▶ [Data for the task]:
_____

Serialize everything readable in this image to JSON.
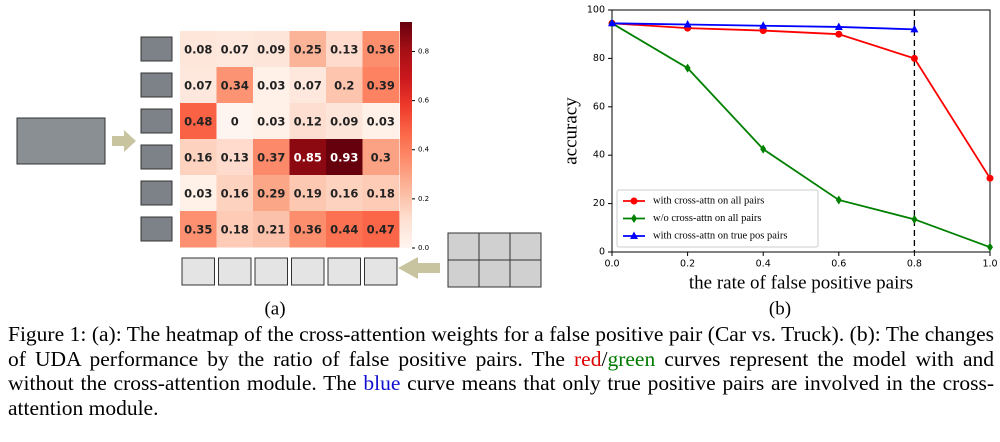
{
  "heatmap": {
    "rows": [
      [
        0.08,
        0.07,
        0.09,
        0.25,
        0.13,
        0.36
      ],
      [
        0.07,
        0.34,
        0.03,
        0.07,
        0.2,
        0.39
      ],
      [
        0.48,
        0,
        0.03,
        0.12,
        0.09,
        0.03
      ],
      [
        0.16,
        0.13,
        0.37,
        0.85,
        0.93,
        0.3
      ],
      [
        0.03,
        0.16,
        0.29,
        0.19,
        0.16,
        0.18
      ],
      [
        0.35,
        0.18,
        0.21,
        0.36,
        0.44,
        0.47
      ]
    ],
    "colorbar_lim": [
      0,
      0.92
    ],
    "colorbar_ticks": [
      {
        "value": 0,
        "label": "0.0"
      },
      0.2,
      0.4,
      0.6,
      0.8
    ],
    "label": "(a)"
  },
  "chart_data": {
    "type": "line",
    "x": [
      0,
      0.2,
      0.4,
      0.6,
      0.8,
      1.0
    ],
    "series": [
      {
        "name": "with cross-attn on all pairs",
        "color": "#ff0000",
        "marker": "circle",
        "values": [
          94.5,
          92.5,
          91.5,
          90,
          80,
          30.5
        ]
      },
      {
        "name": "w/o cross-attn on all pairs",
        "color": "#008000",
        "marker": "diamond",
        "values": [
          94.5,
          76,
          42.5,
          21.5,
          13.5,
          2
        ]
      },
      {
        "name": "with cross-attn on true pos pairs",
        "color": "#0000ff",
        "marker": "triangle",
        "values": [
          94.5,
          94,
          93.5,
          93,
          92,
          null
        ]
      }
    ],
    "xlim": [
      0,
      1.0
    ],
    "ylim": [
      0,
      100
    ],
    "xticks": [
      {
        "value": 0,
        "label": "0.0"
      },
      0.2,
      0.4,
      0.6,
      0.8,
      {
        "value": 1.0,
        "label": "1.0"
      }
    ],
    "yticks": [
      0,
      20,
      40,
      60,
      80,
      100
    ],
    "vline": 0.8,
    "xlabel": "the rate of false positive pairs",
    "ylabel": "accuracy",
    "legend": "lower left",
    "label": "(b)"
  },
  "caption": [
    {
      "text": "Figure 1: (a): The heatmap of the cross-attention weights for a false positive pair (Car vs. Truck). (b): The changes of UDA performance by the ratio of false positive pairs. The "
    },
    {
      "text": "red",
      "color": "#e00000"
    },
    {
      "text": "/"
    },
    {
      "text": "green",
      "color": "#007a00"
    },
    {
      "text": " curves represent the model with and without the cross-attention module. The "
    },
    {
      "text": "blue",
      "color": "#1010d0"
    },
    {
      "text": " curve means that only true positive pairs are involved in the cross-attention module."
    }
  ]
}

_____

▶ [What is expected]: Reproduce all the entries that precede this task, word for word, minus any pictures.

▶ [Full answer]:
Serialize everything readable in this image to JSON.
{
  "heatmap": {
    "rows": [
      [
        0.08,
        0.07,
        0.09,
        0.25,
        0.13,
        0.36
      ],
      [
        0.07,
        0.34,
        0.03,
        0.07,
        0.2,
        0.39
      ],
      [
        0.48,
        0,
        0.03,
        0.12,
        0.09,
        0.03
      ],
      [
        0.16,
        0.13,
        0.37,
        0.85,
        0.93,
        0.3
      ],
      [
        0.03,
        0.16,
        0.29,
        0.19,
        0.16,
        0.18
      ],
      [
        0.35,
        0.18,
        0.21,
        0.36,
        0.44,
        0.47
      ]
    ],
    "colorbar_lim": [
      0,
      0.92
    ],
    "colorbar_ticks": [
      {
        "value": 0,
        "label": "0.0"
      },
      0.2,
      0.4,
      0.6,
      0.8
    ],
    "label": "(a)"
  },
  "chart_data": {
    "type": "line",
    "x": [
      0,
      0.2,
      0.4,
      0.6,
      0.8,
      1.0
    ],
    "series": [
      {
        "name": "with cross-attn on all pairs",
        "color": "#ff0000",
        "marker": "circle",
        "values": [
          94.5,
          92.5,
          91.5,
          90,
          80,
          30.5
        ]
      },
      {
        "name": "w/o cross-attn on all pairs",
        "color": "#008000",
        "marker": "diamond",
        "values": [
          94.5,
          76,
          42.5,
          21.5,
          13.5,
          2
        ]
      },
      {
        "name": "with cross-attn on true pos pairs",
        "color": "#0000ff",
        "marker": "triangle",
        "values": [
          94.5,
          94,
          93.5,
          93,
          92,
          null
        ]
      }
    ],
    "xlim": [
      0,
      1.0
    ],
    "ylim": [
      0,
      100
    ],
    "xticks": [
      {
        "value": 0,
        "label": "0.0"
      },
      0.2,
      0.4,
      0.6,
      0.8,
      {
        "value": 1.0,
        "label": "1.0"
      }
    ],
    "yticks": [
      0,
      20,
      40,
      60,
      80,
      100
    ],
    "vline": 0.8,
    "xlabel": "the rate of false positive pairs",
    "ylabel": "accuracy",
    "legend": "lower left",
    "label": "(b)"
  },
  "caption": [
    {
      "text": "Figure 1: (a): The heatmap of the cross-attention weights for a false positive pair (Car vs. Truck). (b): The changes of UDA performance by the ratio of false positive pairs. The "
    },
    {
      "text": "red",
      "color": "#e00000"
    },
    {
      "text": "/"
    },
    {
      "text": "green",
      "color": "#007a00"
    },
    {
      "text": " curves represent the model with and without the cross-attention module. The "
    },
    {
      "text": "blue",
      "color": "#1010d0"
    },
    {
      "text": " curve means that only true positive pairs are involved in the cross-attention module."
    }
  ]
}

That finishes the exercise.